Exercise details -> Exactly as given, repeat all of the entries.

═══ Record extracts

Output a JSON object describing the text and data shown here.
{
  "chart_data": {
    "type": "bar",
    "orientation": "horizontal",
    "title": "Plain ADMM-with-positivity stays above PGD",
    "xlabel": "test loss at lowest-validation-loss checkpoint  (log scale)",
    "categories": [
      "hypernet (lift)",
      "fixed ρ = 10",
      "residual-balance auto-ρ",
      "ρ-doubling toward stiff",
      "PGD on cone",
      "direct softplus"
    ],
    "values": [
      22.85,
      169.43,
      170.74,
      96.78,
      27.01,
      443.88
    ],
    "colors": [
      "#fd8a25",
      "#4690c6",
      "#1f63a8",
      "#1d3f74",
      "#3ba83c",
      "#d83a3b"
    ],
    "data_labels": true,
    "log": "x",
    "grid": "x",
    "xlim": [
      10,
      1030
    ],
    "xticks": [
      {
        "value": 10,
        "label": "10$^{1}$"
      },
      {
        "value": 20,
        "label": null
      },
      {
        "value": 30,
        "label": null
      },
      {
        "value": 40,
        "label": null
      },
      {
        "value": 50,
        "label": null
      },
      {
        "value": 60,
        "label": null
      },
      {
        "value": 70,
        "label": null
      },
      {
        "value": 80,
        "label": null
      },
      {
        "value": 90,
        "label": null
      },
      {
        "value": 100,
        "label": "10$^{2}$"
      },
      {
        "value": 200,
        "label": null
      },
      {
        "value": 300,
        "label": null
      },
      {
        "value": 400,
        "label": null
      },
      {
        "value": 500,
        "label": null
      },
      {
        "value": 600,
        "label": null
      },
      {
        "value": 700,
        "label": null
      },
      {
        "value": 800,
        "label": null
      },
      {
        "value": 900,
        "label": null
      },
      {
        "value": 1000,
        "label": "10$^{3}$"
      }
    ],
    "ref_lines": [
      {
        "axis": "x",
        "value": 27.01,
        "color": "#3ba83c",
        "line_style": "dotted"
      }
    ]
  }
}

══════

Finished answer ->
Output a JSON object describing the text and data shown here.
{
  "chart_data": {
    "type": "bar",
    "orientation": "horizontal",
    "title": "Plain ADMM-with-positivity stays above PGD",
    "xlabel": "test loss at lowest-validation-loss checkpoint  (log scale)",
    "categories": [
      "hypernet (lift)",
      "fixed ρ = 10",
      "residual-balance auto-ρ",
      "ρ-doubling toward stiff",
      "PGD on cone",
      "direct softplus"
    ],
    "values": [
      22.85,
      169.43,
      170.74,
      96.78,
      27.01,
      443.88
    ],
    "colors": [
      "#fd8a25",
      "#4690c6",
      "#1f63a8",
      "#1d3f74",
      "#3ba83c",
      "#d83a3b"
    ],
    "data_labels": true,
    "log": "x",
    "grid": "x",
    "xlim": [
      10,
      1030
    ],
    "xticks": [
      {
        "value": 10,
        "label": "10$^{1}$"
      },
      {
        "value": 20,
        "label": null
      },
      {
        "value": 30,
        "label": null
      },
      {
        "value": 40,
        "label": null
      },
      {
        "value": 50,
        "label": null
      },
      {
        "value": 60,
        "label": null
      },
      {
        "value": 70,
        "label": null
      },
      {
        "value": 80,
        "label": null
      },
      {
        "value": 90,
        "label": null
      },
      {
        "value": 100,
        "label": "10$^{2}$"
      },
      {
        "value": 200,
        "label": null
      },
      {
        "value": 300,
        "label": null
      },
      {
        "value": 400,
        "label": null
      },
      {
        "value": 500,
        "label": null
      },
      {
        "value": 600,
        "label": null
      },
      {
        "value": 700,
        "label": null
      },
      {
        "value": 800,
        "label": null
      },
      {
        "value": 900,
        "label": null
      },
      {
        "value": 1000,
        "label": "10$^{3}$"
      }
    ],
    "ref_lines": [
      {
        "axis": "x",
        "value": 27.01,
        "color": "#3ba83c",
        "line_style": "dotted"
      }
    ]
  }
}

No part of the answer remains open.